Entradas de datos guardadas
***

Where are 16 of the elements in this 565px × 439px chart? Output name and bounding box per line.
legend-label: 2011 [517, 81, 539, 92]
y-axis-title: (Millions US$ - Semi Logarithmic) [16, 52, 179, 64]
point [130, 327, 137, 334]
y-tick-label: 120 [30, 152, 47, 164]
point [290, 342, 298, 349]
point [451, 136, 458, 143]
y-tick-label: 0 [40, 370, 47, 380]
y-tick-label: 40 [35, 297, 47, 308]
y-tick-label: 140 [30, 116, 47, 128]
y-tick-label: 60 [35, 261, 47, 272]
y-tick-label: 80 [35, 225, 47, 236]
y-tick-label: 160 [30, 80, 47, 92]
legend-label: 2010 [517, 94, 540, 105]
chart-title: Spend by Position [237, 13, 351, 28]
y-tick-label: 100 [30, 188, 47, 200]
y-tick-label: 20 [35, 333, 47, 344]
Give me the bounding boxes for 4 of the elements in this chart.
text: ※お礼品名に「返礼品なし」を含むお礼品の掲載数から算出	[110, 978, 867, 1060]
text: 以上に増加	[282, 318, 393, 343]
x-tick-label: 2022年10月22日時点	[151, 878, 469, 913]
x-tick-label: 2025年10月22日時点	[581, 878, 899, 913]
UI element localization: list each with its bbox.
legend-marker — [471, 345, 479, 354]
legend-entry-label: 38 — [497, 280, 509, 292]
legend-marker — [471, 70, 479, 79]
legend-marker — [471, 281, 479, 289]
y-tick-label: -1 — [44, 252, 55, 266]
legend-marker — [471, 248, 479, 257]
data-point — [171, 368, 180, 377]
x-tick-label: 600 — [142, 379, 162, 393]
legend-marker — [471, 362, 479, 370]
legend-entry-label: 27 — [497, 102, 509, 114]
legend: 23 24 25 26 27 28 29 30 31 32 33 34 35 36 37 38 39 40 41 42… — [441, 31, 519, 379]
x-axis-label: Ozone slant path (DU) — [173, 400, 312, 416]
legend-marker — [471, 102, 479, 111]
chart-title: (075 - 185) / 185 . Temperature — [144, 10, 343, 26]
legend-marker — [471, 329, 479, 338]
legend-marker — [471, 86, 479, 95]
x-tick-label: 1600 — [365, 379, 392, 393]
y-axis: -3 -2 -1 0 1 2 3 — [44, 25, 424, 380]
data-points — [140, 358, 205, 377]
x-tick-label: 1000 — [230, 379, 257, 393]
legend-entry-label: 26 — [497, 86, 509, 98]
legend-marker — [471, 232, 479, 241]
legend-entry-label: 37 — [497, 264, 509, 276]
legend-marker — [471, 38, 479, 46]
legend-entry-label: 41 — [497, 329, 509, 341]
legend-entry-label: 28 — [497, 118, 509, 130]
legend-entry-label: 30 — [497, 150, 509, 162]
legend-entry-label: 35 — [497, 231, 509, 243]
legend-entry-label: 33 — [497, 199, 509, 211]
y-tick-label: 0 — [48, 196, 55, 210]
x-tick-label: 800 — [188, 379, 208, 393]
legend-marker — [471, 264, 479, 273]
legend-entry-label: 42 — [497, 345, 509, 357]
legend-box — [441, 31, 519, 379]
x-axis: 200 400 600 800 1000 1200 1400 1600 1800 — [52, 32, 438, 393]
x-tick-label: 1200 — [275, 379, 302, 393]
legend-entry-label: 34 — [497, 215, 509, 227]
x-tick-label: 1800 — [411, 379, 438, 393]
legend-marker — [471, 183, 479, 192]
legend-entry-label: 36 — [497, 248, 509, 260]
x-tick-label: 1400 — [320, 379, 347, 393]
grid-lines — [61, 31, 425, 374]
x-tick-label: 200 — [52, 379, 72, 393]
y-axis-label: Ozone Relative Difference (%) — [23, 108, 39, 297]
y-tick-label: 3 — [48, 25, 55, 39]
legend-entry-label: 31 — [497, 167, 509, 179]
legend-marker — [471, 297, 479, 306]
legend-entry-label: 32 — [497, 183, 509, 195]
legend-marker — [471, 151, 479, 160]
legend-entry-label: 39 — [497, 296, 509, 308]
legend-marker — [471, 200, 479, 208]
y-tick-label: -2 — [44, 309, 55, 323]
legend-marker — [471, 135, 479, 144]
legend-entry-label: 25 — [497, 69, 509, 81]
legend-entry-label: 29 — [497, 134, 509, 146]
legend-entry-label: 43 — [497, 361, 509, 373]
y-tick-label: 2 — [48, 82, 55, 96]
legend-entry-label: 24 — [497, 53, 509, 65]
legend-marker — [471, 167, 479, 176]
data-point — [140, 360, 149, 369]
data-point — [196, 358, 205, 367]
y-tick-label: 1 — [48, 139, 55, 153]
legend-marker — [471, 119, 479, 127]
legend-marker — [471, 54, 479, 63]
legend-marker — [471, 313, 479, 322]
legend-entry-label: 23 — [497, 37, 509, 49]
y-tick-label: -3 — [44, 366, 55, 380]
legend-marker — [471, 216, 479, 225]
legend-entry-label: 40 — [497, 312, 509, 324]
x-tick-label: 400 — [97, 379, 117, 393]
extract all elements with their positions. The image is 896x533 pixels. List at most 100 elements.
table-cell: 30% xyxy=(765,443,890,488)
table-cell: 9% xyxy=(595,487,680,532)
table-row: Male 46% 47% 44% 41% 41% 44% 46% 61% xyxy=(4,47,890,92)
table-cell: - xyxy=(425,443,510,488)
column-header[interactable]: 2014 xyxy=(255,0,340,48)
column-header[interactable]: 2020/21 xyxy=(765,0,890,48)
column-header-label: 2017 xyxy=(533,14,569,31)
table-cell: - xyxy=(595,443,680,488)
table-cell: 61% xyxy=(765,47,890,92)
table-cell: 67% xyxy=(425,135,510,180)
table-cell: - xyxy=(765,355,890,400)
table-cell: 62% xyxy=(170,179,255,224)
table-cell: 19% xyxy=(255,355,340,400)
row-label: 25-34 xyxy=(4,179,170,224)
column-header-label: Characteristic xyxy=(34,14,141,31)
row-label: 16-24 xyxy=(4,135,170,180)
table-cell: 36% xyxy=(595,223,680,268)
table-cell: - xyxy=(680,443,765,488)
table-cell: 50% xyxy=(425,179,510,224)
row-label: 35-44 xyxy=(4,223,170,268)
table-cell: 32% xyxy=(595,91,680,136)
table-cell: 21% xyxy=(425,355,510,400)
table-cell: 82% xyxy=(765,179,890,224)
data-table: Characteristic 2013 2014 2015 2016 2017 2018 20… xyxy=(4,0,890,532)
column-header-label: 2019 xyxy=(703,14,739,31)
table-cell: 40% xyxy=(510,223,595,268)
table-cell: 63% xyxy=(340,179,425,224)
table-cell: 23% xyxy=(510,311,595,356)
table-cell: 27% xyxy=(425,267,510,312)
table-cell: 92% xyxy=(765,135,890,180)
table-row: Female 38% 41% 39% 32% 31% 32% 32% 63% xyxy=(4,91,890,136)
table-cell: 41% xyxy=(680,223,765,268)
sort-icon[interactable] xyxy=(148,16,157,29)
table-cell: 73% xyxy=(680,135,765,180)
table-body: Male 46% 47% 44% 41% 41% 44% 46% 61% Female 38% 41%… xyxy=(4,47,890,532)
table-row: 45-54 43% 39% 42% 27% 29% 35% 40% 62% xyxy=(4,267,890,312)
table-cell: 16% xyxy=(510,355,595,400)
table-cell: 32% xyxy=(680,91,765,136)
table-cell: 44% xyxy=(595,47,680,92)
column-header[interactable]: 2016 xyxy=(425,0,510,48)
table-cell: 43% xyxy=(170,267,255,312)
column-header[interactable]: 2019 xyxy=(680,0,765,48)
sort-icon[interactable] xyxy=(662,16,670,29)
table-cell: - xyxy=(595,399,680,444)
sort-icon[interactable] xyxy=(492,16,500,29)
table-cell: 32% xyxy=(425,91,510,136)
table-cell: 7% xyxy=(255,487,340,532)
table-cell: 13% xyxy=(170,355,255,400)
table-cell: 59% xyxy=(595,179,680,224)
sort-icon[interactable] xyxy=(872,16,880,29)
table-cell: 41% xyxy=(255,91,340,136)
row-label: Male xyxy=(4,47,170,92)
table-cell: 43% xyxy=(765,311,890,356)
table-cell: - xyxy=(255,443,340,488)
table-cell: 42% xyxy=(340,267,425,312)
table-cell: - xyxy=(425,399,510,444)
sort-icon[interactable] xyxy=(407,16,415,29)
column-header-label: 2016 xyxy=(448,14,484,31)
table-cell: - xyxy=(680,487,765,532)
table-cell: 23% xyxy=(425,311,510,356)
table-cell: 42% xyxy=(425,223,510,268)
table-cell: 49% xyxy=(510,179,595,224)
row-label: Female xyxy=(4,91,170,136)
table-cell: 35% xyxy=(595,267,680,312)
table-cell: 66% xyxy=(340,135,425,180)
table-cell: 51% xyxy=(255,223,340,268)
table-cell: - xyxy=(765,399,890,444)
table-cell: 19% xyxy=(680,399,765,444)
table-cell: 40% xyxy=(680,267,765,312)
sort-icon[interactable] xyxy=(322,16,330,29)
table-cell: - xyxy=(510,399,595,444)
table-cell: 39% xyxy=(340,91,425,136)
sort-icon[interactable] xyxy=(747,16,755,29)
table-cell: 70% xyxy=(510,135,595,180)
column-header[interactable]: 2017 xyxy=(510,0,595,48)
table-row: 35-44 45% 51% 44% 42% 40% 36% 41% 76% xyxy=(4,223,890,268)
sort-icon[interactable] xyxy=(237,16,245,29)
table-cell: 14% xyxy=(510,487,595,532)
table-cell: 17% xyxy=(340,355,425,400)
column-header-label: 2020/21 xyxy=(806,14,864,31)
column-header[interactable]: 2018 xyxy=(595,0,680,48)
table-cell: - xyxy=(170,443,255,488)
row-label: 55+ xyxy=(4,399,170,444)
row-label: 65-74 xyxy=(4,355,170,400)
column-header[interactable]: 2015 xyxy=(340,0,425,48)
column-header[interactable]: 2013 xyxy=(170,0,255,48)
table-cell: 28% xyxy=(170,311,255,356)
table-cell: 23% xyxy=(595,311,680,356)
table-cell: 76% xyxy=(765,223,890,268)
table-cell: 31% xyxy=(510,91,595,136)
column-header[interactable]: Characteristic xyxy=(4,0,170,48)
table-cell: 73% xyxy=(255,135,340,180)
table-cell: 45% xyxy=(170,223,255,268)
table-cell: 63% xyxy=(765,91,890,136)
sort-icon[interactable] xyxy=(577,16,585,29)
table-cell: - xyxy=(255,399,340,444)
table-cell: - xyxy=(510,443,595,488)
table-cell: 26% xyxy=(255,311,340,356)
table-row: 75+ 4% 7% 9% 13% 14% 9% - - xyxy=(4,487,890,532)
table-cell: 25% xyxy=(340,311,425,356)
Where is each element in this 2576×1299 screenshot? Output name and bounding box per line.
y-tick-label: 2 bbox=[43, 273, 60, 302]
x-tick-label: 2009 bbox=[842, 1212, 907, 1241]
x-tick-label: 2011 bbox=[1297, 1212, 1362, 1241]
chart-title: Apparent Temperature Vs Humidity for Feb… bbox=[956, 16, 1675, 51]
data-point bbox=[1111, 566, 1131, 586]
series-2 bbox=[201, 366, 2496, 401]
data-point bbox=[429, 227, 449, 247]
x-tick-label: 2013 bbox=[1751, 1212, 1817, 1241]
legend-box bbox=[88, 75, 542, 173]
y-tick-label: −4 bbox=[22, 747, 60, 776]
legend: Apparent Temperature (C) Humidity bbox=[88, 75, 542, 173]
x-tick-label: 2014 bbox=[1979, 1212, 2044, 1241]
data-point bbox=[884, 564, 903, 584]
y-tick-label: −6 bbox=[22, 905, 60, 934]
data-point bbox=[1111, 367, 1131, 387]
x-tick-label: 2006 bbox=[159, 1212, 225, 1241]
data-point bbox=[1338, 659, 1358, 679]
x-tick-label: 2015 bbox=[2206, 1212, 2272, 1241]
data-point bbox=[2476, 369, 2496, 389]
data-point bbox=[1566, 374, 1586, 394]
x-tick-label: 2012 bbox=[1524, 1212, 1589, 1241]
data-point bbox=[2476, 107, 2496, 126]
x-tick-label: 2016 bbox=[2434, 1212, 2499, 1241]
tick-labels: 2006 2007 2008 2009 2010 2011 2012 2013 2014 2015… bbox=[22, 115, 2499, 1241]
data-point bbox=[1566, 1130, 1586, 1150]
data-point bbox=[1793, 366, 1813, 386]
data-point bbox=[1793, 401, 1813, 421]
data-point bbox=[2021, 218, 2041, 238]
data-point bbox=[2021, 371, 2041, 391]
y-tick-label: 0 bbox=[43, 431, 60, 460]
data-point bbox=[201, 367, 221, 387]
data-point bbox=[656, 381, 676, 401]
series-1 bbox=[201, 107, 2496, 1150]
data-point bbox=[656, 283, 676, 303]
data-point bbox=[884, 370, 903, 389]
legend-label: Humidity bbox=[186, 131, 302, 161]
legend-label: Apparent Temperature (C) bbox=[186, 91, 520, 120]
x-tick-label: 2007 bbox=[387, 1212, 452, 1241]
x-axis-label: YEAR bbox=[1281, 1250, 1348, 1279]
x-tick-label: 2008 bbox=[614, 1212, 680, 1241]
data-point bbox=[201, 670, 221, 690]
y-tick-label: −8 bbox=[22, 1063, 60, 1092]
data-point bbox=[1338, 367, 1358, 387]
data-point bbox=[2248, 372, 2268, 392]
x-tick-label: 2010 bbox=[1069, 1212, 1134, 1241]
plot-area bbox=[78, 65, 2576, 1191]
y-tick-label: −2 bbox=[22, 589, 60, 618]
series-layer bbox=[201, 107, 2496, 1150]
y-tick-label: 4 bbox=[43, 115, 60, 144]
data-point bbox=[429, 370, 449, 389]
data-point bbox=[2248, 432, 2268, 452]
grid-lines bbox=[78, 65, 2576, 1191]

***

▶ _Consigna del ejercicio_:
Indica todas las líneas de los registros anteriores que contienen la palabra "Where" y cópialas completas. Distingue entre mayúsculas y minúsculas.

▶ _Respuesta del ejercicio_:
Where are 16 of the elements in this 565px × 439px chart? Output name and bounding box per line.
Where is each element in this 2576×1299 screenshot? Output name and bounding box per line.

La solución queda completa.